Challenge
Scan the entries for the string "глухой" and give the number of lines that have it, nothing further.

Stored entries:
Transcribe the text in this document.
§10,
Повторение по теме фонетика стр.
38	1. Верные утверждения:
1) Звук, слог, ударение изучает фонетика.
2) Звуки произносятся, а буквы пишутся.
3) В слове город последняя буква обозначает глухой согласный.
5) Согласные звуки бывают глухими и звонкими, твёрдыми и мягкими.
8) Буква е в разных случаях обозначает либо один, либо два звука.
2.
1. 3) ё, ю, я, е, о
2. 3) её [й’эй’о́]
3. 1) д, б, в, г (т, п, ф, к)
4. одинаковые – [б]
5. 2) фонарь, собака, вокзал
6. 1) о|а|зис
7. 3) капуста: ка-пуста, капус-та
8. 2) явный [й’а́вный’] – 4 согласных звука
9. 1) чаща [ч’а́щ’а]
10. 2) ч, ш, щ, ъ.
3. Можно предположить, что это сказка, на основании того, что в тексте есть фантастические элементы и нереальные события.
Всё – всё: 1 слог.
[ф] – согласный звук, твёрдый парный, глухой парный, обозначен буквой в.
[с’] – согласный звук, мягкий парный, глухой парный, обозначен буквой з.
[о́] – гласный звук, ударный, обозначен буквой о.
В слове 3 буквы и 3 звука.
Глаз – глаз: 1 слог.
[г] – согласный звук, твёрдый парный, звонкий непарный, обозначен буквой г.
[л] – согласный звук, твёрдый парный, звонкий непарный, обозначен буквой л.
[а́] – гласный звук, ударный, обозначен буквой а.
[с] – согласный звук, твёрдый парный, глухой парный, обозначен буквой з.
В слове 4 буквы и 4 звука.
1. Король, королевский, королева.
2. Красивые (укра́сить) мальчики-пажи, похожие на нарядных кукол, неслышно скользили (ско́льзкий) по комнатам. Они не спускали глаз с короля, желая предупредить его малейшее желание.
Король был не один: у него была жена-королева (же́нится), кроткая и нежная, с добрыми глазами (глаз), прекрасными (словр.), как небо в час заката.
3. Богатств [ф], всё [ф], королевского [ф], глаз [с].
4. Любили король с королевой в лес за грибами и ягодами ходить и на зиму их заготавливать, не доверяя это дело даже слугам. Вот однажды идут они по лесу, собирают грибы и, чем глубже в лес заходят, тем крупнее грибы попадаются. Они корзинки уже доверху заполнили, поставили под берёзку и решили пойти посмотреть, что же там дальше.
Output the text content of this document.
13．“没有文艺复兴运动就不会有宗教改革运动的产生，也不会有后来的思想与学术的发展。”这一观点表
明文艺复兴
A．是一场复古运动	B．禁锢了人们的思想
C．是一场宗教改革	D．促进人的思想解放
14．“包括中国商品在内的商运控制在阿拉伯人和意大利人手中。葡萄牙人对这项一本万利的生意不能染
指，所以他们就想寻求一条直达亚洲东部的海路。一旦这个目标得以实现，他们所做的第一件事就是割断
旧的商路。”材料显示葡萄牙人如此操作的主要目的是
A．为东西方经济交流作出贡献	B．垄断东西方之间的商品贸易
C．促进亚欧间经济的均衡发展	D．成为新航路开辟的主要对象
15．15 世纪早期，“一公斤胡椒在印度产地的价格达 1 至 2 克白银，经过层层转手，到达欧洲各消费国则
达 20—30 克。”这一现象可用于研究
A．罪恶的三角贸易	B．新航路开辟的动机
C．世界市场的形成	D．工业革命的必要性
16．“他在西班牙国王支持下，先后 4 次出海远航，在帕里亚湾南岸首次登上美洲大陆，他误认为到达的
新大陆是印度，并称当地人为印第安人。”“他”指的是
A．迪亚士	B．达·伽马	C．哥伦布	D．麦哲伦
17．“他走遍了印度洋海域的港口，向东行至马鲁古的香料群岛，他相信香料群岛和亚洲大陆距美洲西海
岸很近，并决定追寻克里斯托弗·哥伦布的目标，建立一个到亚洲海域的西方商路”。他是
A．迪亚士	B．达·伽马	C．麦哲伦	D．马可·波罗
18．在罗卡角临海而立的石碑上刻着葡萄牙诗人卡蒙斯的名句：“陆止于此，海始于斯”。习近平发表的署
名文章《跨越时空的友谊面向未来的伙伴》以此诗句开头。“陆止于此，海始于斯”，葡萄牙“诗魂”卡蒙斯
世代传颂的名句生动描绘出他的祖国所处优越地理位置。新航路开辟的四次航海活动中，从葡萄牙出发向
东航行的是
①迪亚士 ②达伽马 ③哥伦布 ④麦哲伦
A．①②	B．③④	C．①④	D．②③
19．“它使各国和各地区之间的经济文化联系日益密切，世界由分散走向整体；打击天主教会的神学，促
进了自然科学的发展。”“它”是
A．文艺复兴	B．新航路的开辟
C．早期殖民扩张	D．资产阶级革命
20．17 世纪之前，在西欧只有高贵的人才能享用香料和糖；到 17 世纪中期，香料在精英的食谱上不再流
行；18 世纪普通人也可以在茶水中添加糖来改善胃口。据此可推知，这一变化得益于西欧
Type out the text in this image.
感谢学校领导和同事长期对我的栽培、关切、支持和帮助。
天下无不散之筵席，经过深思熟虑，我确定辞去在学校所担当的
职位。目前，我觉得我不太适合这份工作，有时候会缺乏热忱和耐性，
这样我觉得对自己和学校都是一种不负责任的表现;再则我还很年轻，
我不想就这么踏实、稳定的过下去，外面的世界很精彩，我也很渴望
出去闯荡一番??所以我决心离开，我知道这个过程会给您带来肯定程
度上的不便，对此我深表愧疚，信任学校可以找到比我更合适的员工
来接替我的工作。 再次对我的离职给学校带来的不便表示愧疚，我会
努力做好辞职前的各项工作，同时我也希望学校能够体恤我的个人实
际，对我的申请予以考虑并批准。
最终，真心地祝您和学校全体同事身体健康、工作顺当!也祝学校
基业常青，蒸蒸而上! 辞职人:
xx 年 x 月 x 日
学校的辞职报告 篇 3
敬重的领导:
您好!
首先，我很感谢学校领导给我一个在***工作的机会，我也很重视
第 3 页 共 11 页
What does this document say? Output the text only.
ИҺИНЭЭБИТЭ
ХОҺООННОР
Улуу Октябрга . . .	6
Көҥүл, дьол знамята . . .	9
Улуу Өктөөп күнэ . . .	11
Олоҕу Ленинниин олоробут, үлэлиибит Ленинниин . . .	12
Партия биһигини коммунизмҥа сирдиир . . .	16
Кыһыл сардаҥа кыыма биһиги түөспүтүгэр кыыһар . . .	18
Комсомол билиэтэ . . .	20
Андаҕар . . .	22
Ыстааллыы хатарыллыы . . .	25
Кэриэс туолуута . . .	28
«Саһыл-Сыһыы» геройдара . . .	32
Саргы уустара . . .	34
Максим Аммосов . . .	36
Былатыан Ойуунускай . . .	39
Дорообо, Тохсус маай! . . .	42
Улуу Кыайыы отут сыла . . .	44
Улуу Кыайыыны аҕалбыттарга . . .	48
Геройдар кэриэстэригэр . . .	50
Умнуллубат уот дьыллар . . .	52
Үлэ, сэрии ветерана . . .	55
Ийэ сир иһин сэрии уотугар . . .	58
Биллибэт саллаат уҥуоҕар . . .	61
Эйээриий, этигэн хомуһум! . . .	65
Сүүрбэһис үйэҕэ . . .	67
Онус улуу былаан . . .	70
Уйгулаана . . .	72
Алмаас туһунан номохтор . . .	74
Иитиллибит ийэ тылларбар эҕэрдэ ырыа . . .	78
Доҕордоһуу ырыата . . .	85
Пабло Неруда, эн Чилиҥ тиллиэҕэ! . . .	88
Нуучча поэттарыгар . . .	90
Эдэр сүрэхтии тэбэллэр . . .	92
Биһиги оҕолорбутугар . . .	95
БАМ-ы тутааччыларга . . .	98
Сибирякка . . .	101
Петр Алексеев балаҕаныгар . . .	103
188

Problem solution
4